• **Set exercise**
Find the string "FREE" in the listing and report every line that has it.

• **Dataset rows**
┄┄┄┄┄┄┄┄┄┄
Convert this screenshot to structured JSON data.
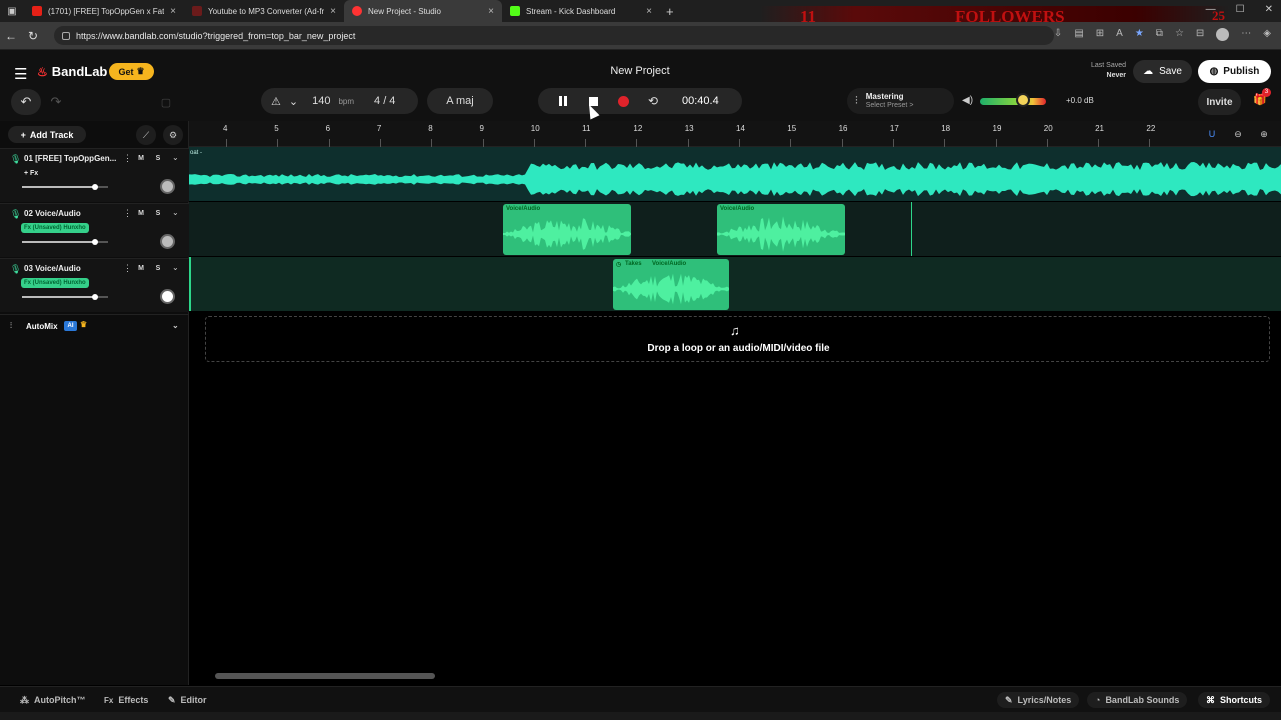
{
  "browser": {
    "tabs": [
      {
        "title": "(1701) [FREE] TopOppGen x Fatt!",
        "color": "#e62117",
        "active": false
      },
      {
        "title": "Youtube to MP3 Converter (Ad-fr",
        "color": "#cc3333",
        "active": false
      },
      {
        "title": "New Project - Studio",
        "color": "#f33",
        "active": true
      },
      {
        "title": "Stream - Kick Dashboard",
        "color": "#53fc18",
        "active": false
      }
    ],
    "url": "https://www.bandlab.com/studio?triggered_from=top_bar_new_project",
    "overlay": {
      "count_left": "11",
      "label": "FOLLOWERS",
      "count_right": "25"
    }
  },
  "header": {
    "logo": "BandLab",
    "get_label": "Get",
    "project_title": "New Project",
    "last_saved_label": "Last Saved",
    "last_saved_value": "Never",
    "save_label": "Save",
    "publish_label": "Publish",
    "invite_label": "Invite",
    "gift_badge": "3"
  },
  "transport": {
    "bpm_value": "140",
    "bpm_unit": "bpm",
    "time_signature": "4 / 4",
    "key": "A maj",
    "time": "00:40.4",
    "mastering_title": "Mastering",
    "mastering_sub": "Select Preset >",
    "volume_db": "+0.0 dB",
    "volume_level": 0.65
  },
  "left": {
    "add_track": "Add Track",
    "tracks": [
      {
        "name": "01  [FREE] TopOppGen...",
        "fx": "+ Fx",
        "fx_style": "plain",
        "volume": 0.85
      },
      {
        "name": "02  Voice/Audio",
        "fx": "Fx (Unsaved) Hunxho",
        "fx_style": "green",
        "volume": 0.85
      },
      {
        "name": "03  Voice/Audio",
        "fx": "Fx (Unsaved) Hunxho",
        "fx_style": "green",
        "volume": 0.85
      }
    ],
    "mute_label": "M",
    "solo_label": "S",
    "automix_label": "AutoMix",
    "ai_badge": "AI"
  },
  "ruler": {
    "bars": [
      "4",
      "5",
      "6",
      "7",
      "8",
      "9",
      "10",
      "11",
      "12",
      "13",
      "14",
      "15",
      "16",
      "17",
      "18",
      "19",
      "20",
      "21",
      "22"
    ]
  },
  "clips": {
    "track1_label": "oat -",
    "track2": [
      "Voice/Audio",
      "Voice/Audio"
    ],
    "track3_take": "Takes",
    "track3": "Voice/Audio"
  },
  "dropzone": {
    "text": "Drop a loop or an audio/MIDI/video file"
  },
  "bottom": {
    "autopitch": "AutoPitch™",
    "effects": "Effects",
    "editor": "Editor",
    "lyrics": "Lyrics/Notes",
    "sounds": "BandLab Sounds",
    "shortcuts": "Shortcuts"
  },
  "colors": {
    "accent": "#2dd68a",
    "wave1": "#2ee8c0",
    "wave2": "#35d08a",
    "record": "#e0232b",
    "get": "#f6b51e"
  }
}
┄┄┄┄┄┄┄┄┄┄
• **Solution for this problem**
        "title": "(1701) [FREE] TopOppGen x Fatt!",
        "name": "01  [FREE] TopOppGen...",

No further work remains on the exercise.